Task: Will you transcribe the entries that follow, exactly and in full?
——
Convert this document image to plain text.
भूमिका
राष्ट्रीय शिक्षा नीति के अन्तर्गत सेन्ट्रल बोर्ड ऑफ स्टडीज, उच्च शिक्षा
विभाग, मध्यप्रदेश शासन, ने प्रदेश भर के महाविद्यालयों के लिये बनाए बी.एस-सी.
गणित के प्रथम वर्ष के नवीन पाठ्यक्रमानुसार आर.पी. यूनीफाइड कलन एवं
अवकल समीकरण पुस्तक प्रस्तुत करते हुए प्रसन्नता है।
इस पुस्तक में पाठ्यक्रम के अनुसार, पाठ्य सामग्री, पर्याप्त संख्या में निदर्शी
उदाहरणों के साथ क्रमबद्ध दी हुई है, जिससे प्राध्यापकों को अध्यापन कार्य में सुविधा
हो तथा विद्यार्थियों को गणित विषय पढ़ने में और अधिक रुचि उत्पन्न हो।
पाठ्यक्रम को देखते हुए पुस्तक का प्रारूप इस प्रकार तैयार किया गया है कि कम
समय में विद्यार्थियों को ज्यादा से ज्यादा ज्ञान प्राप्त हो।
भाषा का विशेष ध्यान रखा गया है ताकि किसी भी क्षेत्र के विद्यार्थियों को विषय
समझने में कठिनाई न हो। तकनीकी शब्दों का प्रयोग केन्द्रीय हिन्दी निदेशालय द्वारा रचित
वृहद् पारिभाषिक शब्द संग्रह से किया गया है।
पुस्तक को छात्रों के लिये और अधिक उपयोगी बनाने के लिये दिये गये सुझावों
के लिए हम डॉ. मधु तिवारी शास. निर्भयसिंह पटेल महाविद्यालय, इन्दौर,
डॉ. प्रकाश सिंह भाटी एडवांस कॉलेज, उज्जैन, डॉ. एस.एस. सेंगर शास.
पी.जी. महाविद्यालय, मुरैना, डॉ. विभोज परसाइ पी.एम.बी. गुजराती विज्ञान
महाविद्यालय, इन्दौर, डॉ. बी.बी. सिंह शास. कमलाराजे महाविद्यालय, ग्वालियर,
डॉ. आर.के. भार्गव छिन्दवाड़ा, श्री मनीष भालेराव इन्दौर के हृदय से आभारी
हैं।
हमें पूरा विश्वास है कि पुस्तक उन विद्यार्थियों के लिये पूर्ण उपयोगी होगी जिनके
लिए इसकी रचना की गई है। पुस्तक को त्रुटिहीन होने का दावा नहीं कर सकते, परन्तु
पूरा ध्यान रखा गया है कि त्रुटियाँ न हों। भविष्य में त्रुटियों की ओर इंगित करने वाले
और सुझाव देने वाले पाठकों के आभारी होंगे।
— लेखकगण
——
Expected answer:
Convert this document image to plain text.
भूमिका
राष्ट्रीय शिक्षा नीति के अन्तर्गत सेन्ट्रल बोर्ड ऑफ स्टडीज, उच्च शिक्षा
विभाग, मध्यप्रदेश शासन, ने प्रदेश भर के महाविद्यालयों के लिये बनाए बी.एस-सी.
गणित के प्रथम वर्ष के नवीन पाठ्यक्रमानुसार आर.पी. यूनीफाइड कलन एवं
अवकल समीकरण पुस्तक प्रस्तुत करते हुए प्रसन्नता है।
इस पुस्तक में पाठ्यक्रम के अनुसार, पाठ्य सामग्री, पर्याप्त संख्या में निदर्शी
उदाहरणों के साथ क्रमबद्ध दी हुई है, जिससे प्राध्यापकों को अध्यापन कार्य में सुविधा
हो तथा विद्यार्थियों को गणित विषय पढ़ने में और अधिक रुचि उत्पन्न हो।
पाठ्यक्रम को देखते हुए पुस्तक का प्रारूप इस प्रकार तैयार किया गया है कि कम
समय में विद्यार्थियों को ज्यादा से ज्यादा ज्ञान प्राप्त हो।
भाषा का विशेष ध्यान रखा गया है ताकि किसी भी क्षेत्र के विद्यार्थियों को विषय
समझने में कठिनाई न हो। तकनीकी शब्दों का प्रयोग केन्द्रीय हिन्दी निदेशालय द्वारा रचित
वृहद् पारिभाषिक शब्द संग्रह से किया गया है।
पुस्तक को छात्रों के लिये और अधिक उपयोगी बनाने के लिये दिये गये सुझावों
के लिए हम डॉ. मधु तिवारी शास. निर्भयसिंह पटेल महाविद्यालय, इन्दौर,
डॉ. प्रकाश सिंह भाटी एडवांस कॉलेज, उज्जैन, डॉ. एस.एस. सेंगर शास.
पी.जी. महाविद्यालय, मुरैना, डॉ. विभोज परसाइ पी.एम.बी. गुजराती विज्ञान
महाविद्यालय, इन्दौर, डॉ. बी.बी. सिंह शास. कमलाराजे महाविद्यालय, ग्वालियर,
डॉ. आर.के. भार्गव छिन्दवाड़ा, श्री मनीष भालेराव इन्दौर के हृदय से आभारी
हैं।
हमें पूरा विश्वास है कि पुस्तक उन विद्यार्थियों के लिये पूर्ण उपयोगी होगी जिनके
लिए इसकी रचना की गई है। पुस्तक को त्रुटिहीन होने का दावा नहीं कर सकते, परन्तु
पूरा ध्यान रखा गया है कि त्रुटियाँ न हों। भविष्य में त्रुटियों की ओर इंगित करने वाले
और सुझाव देने वाले पाठकों के आभारी होंगे।
— लेखकगण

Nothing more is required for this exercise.